## Stored records
— BEGIN —

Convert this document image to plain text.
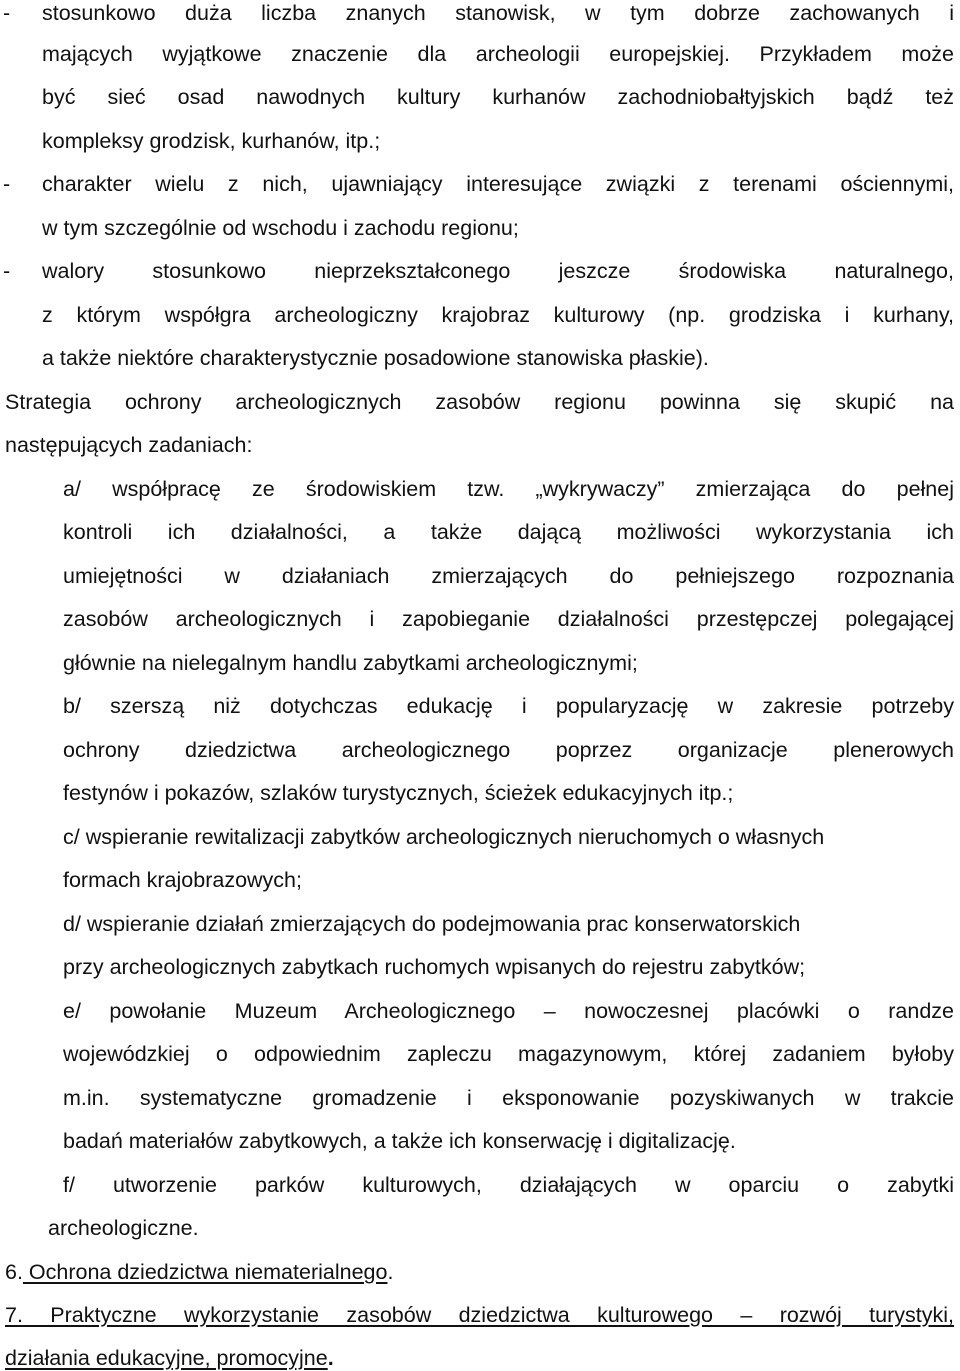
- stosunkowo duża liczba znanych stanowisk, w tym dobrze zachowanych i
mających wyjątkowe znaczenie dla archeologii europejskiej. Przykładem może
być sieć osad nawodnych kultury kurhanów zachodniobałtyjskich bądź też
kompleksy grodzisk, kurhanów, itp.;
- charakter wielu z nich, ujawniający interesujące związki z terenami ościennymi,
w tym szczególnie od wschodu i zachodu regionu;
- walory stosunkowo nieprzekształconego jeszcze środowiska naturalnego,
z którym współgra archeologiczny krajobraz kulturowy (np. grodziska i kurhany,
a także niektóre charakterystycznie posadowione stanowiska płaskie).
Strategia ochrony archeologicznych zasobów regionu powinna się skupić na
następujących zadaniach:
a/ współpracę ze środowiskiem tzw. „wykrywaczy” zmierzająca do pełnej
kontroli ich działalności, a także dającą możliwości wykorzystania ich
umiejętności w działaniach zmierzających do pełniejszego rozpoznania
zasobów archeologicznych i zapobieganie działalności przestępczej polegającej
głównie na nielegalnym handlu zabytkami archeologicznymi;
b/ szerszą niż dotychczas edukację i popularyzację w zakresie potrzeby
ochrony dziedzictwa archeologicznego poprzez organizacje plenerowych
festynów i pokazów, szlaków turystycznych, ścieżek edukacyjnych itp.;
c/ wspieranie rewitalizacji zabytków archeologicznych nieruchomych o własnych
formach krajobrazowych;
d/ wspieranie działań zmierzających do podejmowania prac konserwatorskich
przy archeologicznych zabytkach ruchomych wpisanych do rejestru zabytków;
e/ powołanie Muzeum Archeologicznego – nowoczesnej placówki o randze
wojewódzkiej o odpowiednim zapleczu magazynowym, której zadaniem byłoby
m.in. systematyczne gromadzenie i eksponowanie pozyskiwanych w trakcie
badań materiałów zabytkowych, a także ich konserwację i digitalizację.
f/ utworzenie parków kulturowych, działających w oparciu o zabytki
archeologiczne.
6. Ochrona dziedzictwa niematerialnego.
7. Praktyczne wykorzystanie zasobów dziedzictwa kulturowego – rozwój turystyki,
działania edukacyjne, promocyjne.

— END —
— BEGIN —

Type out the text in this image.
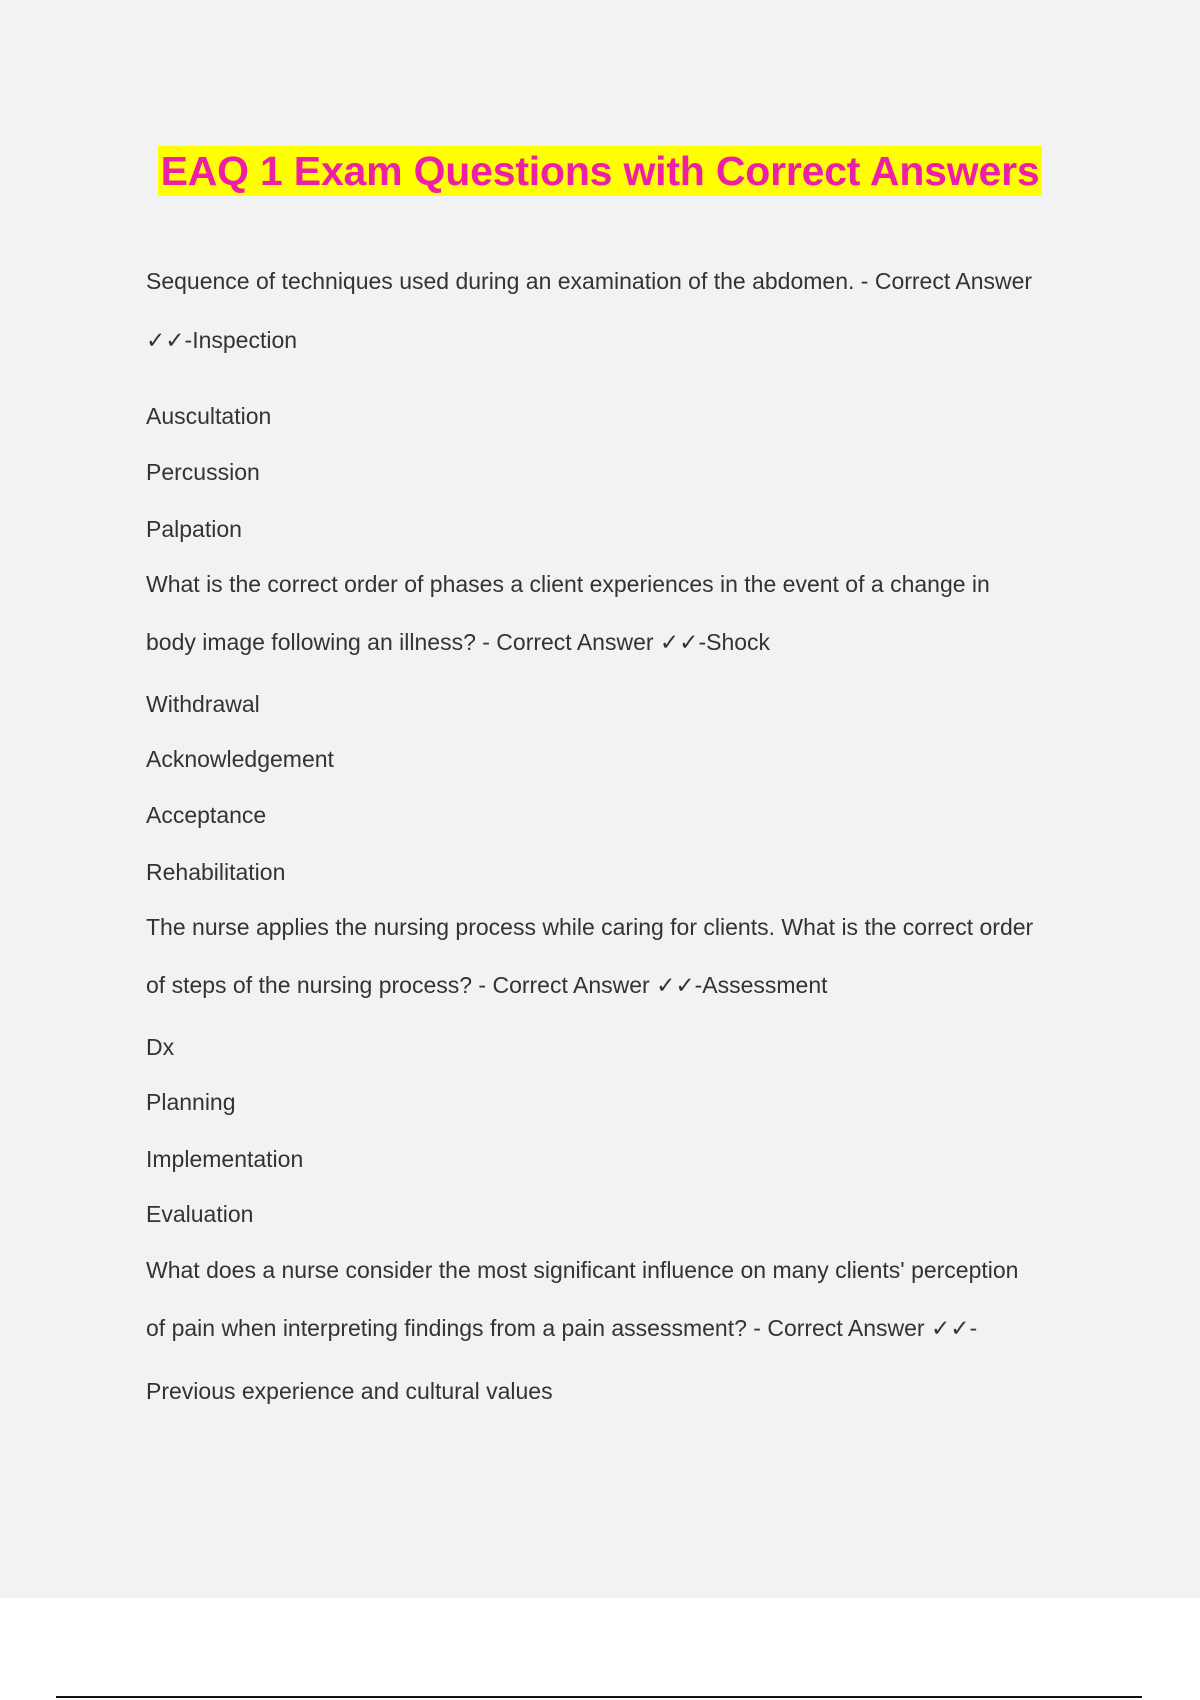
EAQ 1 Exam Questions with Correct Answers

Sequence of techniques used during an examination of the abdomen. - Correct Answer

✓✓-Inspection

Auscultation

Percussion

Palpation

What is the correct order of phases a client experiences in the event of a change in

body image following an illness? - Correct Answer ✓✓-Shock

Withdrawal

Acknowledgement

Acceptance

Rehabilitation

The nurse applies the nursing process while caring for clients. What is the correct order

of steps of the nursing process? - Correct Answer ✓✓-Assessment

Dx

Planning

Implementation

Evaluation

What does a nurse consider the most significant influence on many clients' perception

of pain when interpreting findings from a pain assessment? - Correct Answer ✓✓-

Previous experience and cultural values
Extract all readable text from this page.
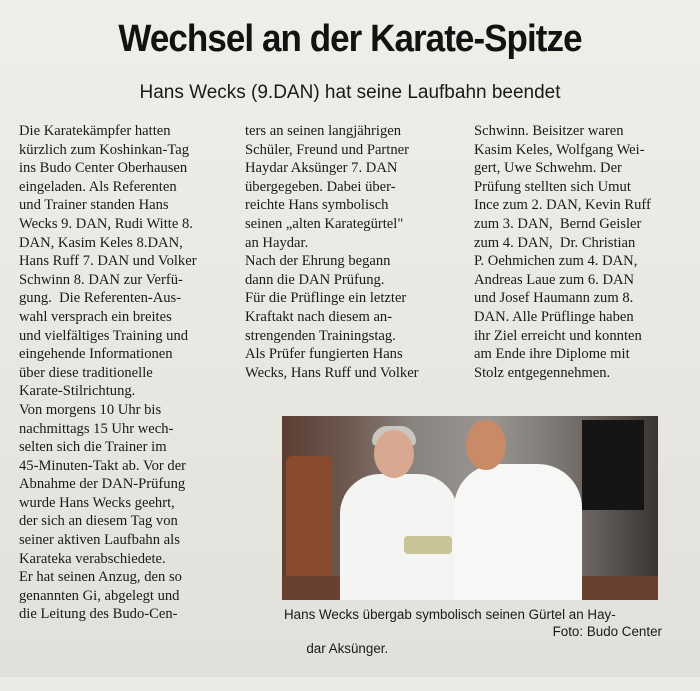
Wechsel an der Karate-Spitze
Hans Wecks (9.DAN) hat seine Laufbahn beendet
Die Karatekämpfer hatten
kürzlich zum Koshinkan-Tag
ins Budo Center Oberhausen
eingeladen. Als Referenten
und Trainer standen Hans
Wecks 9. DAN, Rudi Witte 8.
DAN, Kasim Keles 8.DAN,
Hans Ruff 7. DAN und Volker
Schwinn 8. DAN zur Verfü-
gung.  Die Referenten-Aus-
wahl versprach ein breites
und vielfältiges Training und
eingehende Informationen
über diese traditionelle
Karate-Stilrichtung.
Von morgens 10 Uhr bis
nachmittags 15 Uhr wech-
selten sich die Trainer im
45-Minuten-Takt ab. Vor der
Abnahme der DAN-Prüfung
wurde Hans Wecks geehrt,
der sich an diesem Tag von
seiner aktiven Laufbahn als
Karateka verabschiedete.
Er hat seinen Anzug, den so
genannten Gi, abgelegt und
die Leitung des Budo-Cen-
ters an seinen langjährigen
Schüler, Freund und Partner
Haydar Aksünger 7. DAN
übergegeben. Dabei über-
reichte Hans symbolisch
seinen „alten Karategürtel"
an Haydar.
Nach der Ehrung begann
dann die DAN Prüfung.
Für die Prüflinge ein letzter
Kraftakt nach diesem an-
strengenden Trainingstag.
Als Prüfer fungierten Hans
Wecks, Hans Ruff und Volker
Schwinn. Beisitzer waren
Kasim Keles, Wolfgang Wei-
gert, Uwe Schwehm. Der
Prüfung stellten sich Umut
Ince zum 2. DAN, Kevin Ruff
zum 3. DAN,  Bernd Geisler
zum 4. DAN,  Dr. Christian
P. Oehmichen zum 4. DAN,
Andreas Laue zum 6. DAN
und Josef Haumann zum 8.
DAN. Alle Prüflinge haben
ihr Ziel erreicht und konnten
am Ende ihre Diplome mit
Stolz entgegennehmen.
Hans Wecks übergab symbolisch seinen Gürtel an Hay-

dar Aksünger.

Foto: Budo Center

— END —
— BEGIN —

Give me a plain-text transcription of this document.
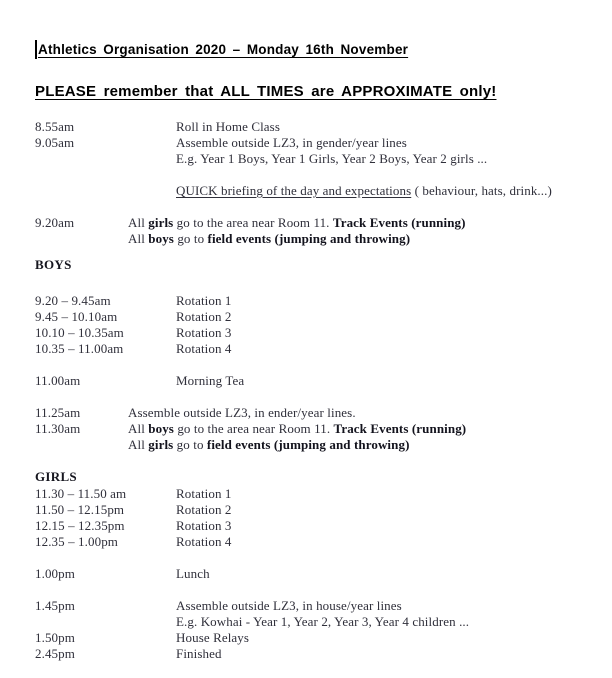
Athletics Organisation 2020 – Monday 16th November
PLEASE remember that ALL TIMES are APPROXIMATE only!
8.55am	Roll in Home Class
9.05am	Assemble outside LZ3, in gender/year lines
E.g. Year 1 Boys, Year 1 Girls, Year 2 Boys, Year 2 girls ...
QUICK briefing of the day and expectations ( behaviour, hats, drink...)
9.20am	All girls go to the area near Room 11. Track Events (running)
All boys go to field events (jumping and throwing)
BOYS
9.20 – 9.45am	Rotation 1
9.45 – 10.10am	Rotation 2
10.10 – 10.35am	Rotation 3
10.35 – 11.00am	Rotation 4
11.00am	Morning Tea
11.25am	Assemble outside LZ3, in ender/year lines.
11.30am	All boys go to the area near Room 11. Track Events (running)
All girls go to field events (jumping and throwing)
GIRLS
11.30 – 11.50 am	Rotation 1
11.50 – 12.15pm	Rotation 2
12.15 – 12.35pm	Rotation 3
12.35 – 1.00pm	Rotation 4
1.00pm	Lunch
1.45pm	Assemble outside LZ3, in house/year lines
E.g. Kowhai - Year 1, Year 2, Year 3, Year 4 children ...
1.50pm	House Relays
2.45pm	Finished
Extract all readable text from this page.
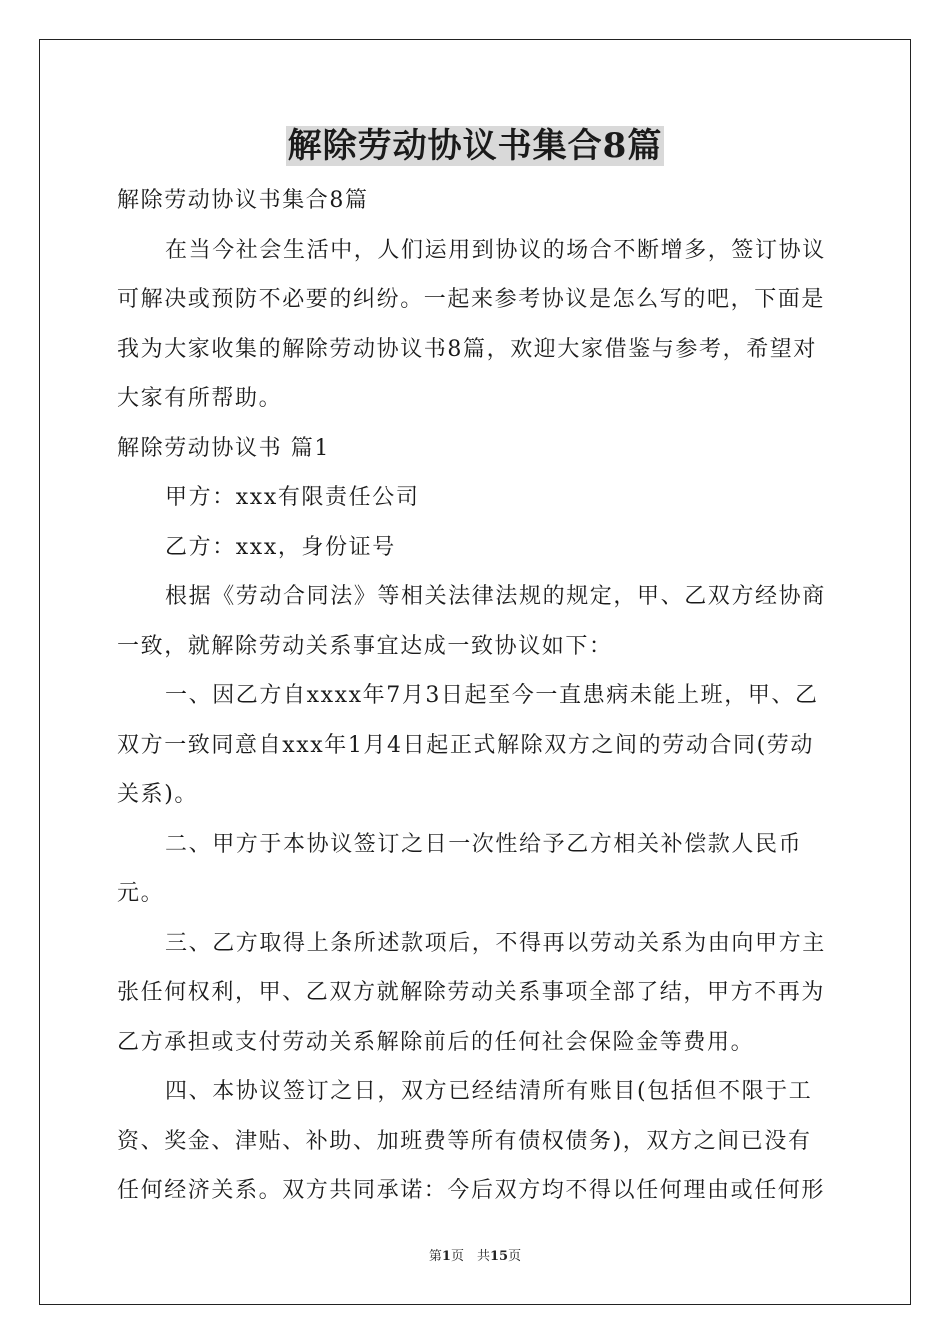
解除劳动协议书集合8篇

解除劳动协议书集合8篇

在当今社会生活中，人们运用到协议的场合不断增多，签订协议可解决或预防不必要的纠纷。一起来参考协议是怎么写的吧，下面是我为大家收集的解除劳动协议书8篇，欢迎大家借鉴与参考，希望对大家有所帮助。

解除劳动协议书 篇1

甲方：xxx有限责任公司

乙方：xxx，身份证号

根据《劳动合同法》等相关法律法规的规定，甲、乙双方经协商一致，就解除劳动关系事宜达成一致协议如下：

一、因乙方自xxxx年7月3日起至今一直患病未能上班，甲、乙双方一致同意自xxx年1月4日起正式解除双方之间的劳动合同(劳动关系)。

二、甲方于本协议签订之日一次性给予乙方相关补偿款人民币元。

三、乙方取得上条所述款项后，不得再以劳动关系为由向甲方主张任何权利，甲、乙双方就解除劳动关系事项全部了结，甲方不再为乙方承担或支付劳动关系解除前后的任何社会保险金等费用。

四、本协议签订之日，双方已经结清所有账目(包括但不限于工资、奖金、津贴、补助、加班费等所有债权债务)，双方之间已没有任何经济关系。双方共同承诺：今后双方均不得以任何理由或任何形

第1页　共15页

— END —

## Requirement
Pull out all lines containing the word "zasobów" from the entries above.

## Answer to the problem
Strategia ochrony archeologicznych zasobów regionu powinna się skupić na
zasobów archeologicznych i zapobieganie działalności przestępczej polegającej
7. Praktyczne wykorzystanie zasobów dziedzictwa kulturowego – rozwój turystyki,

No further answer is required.